Exercise brief:
Convert the lines below, from the first one through the line containing "slice-label-category: 15-19歳 [648,331,687,343]", into a Markdown table with the columns Row and Line. Number each row and leave out blank lines.
- - - - - - -
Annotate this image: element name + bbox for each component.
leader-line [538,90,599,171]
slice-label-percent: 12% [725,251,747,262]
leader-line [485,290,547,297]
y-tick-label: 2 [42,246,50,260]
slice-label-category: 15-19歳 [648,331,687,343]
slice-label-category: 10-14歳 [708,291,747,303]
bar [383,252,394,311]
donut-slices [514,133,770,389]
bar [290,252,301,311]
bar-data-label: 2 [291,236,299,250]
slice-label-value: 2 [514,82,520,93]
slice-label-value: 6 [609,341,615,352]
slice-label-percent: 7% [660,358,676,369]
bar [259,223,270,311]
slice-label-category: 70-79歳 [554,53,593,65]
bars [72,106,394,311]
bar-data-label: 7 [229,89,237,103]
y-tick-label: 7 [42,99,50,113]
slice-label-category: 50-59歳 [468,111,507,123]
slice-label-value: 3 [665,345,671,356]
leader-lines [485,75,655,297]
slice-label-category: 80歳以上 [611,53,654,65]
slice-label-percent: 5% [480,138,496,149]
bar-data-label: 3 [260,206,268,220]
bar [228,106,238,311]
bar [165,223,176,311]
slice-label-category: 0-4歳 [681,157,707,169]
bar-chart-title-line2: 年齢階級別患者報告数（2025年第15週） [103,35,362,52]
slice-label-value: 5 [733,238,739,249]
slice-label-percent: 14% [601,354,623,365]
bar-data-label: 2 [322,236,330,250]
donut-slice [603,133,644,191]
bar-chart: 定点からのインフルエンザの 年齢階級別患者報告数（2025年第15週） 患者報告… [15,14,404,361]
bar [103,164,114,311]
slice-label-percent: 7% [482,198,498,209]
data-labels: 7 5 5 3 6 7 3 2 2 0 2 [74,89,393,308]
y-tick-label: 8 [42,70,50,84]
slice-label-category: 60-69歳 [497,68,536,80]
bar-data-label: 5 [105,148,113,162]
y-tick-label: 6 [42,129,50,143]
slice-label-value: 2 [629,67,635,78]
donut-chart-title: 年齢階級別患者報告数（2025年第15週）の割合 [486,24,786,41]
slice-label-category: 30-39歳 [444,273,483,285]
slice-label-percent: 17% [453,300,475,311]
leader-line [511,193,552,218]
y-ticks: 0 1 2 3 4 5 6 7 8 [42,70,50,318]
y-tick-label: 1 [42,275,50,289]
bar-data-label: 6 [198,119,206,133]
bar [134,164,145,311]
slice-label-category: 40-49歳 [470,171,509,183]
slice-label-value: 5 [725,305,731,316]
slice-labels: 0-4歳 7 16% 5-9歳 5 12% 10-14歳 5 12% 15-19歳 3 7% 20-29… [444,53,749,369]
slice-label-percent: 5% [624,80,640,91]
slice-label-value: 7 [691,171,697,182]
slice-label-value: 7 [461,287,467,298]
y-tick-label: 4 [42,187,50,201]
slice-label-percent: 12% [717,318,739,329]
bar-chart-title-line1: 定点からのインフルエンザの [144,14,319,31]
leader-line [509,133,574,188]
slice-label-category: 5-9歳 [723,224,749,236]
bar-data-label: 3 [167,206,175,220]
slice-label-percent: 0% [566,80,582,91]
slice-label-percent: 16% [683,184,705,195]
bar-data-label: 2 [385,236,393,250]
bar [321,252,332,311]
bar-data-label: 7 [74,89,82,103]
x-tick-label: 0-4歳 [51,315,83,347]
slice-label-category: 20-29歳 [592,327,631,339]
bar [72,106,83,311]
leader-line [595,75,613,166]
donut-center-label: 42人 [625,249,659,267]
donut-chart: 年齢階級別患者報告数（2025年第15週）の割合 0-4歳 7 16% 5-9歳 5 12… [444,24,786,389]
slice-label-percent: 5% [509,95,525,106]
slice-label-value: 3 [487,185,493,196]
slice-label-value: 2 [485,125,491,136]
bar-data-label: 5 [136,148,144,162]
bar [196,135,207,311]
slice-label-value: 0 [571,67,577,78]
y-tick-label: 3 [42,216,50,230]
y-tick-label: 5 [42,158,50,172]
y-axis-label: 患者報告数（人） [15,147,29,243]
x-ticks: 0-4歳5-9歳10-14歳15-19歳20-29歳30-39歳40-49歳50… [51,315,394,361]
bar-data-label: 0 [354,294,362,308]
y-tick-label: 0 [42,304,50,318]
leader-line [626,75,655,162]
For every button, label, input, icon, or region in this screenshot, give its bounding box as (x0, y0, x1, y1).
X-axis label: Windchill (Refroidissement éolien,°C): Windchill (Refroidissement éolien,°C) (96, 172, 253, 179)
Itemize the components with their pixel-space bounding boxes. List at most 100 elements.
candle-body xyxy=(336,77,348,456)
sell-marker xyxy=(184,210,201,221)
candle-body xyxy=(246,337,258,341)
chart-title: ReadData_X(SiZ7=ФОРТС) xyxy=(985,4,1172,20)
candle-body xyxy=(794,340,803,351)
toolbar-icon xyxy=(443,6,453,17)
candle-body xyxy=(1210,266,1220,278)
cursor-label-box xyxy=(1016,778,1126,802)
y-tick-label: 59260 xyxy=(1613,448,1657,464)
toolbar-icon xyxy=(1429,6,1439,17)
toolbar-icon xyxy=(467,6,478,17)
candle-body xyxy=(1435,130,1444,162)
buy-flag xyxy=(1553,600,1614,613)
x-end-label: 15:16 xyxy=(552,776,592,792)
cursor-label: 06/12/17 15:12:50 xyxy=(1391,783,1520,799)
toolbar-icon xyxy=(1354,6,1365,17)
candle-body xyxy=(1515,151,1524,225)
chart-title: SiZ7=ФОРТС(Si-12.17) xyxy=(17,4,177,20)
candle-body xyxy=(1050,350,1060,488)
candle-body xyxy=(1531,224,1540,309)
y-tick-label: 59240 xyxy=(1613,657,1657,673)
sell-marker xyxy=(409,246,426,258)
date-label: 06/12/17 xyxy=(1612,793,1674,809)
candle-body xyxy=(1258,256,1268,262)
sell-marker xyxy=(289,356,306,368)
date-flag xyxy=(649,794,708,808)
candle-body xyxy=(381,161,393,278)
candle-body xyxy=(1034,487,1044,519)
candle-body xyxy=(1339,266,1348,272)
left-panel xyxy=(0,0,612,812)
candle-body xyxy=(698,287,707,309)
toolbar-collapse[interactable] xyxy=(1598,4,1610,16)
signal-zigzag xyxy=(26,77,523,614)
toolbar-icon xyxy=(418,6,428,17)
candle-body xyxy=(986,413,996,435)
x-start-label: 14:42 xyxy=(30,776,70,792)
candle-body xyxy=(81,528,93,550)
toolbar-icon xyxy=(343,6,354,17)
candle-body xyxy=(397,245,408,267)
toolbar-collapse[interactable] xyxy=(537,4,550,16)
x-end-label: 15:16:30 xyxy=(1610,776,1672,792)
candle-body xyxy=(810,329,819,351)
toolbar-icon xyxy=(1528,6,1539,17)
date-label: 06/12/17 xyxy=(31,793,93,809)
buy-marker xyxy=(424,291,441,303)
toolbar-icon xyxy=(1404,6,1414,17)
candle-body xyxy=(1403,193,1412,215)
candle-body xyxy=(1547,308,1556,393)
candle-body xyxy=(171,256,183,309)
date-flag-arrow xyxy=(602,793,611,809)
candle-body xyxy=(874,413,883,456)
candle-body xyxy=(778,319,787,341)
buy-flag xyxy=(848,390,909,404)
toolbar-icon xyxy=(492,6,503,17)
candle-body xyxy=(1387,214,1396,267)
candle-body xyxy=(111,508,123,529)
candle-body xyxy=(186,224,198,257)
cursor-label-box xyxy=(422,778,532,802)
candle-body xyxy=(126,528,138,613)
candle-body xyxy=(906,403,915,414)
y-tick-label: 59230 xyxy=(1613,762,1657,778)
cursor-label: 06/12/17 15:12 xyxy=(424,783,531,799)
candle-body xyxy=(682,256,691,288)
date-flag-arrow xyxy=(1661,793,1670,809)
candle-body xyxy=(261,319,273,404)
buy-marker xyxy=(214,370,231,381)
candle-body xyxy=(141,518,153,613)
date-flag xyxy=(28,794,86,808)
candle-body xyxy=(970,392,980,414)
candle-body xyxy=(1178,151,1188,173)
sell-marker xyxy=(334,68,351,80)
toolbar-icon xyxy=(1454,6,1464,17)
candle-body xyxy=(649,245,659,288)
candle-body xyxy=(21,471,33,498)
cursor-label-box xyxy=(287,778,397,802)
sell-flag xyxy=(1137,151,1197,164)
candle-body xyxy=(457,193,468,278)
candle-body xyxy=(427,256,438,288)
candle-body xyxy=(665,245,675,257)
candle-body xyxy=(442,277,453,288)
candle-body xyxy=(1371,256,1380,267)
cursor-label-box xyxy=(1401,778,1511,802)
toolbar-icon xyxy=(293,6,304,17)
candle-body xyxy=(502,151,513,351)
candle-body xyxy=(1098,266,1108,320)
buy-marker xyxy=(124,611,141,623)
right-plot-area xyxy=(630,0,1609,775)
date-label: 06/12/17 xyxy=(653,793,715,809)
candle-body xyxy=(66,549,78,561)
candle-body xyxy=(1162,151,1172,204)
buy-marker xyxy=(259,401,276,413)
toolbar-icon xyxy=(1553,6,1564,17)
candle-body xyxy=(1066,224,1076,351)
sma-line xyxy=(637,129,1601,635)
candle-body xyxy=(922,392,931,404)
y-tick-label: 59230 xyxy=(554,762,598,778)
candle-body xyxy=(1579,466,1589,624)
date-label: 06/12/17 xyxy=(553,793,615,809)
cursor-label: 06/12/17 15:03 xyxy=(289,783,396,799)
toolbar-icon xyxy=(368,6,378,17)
- - - - - - -
Exercise response:
| Row | Line |
|---|---|
| 1 | Annotate this image: element name + bbox for each component. |
| 2 | leader-line [538,90,599,171] |
| 3 | slice-label-percent: 12% [725,251,747,262] |
| 4 | leader-line [485,290,547,297] |
| 5 | y-tick-label: 2 [42,246,50,260] |
| 6 | slice-label-category: 15-19歳 [648,331,687,343] |